**OBJECTIVE:**
Render the lines from the start of the entries through the line containing "data-point bbox=[120, 59, 127, 65]" as a JSON list of strings, one string per line, omitting blank lines.

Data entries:
==*==
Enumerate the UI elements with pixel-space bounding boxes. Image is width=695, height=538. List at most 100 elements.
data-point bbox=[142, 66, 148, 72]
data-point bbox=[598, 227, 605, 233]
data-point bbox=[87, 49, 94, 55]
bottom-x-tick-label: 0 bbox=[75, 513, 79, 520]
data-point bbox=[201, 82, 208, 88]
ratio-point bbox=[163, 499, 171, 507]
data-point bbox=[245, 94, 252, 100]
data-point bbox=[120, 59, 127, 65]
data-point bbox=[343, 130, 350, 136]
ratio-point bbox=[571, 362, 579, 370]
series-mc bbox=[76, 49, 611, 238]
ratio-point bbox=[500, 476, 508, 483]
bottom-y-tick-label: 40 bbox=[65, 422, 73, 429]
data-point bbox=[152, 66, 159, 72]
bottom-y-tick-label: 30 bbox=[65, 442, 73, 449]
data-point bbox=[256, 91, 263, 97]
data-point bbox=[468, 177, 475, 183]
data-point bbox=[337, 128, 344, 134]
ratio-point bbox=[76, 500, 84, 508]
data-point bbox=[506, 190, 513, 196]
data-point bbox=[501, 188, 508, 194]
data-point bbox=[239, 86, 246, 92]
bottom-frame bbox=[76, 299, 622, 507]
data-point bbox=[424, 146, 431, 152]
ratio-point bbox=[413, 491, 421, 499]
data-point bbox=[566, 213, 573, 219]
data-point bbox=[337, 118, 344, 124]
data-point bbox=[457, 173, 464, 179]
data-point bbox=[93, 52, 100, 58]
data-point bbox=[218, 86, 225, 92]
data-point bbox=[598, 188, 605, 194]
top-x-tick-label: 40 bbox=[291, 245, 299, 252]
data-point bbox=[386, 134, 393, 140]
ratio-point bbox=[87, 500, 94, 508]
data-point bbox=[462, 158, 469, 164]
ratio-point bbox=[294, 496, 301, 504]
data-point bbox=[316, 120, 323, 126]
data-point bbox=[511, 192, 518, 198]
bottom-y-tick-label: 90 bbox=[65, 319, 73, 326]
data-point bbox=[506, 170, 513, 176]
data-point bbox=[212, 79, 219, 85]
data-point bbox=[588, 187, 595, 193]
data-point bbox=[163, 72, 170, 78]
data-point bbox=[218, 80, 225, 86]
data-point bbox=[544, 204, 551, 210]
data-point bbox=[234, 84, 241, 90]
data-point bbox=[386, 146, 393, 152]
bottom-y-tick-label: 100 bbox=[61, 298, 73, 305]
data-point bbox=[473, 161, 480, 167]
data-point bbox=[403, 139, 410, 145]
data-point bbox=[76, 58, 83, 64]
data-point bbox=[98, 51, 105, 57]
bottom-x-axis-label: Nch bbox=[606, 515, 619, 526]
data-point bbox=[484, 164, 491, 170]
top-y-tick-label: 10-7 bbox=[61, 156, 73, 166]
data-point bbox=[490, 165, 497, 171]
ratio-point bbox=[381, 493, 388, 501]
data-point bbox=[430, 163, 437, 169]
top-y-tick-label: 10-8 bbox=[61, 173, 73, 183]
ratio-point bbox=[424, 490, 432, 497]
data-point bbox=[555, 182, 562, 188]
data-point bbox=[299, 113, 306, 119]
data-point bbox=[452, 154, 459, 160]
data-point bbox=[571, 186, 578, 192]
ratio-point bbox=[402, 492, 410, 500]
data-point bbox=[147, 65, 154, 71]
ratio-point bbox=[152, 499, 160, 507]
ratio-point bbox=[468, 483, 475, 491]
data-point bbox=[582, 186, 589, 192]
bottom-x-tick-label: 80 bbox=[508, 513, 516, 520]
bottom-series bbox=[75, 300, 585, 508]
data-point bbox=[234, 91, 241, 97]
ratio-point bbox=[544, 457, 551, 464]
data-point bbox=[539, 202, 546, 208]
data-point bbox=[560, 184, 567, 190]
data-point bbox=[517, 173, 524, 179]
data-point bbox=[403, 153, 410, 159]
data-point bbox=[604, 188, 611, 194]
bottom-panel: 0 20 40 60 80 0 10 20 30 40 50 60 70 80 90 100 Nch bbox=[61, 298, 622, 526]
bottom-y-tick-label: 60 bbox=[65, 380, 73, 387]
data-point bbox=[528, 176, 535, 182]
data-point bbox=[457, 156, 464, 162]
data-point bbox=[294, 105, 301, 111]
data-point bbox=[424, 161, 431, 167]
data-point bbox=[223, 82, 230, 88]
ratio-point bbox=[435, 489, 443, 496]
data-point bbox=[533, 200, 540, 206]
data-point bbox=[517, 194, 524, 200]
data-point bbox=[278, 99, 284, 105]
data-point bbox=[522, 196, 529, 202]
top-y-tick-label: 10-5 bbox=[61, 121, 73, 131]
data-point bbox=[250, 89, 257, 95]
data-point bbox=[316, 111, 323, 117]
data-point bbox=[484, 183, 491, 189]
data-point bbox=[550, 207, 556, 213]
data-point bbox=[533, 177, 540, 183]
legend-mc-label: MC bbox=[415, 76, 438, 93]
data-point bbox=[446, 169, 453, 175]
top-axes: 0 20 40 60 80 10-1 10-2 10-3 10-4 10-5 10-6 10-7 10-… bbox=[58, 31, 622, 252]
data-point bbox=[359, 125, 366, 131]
==*==
**FULL OUTPUT:**
[
  "Enumerate the UI elements with pixel-space bounding boxes. Image is width=695, height=538. List at most 100 elements.",
  "data-point bbox=[142, 66, 148, 72]",
  "data-point bbox=[598, 227, 605, 233]",
  "data-point bbox=[87, 49, 94, 55]",
  "bottom-x-tick-label: 0 bbox=[75, 513, 79, 520]",
  "data-point bbox=[201, 82, 208, 88]",
  "ratio-point bbox=[163, 499, 171, 507]",
  "data-point bbox=[245, 94, 252, 100]",
  "data-point bbox=[120, 59, 127, 65]"
]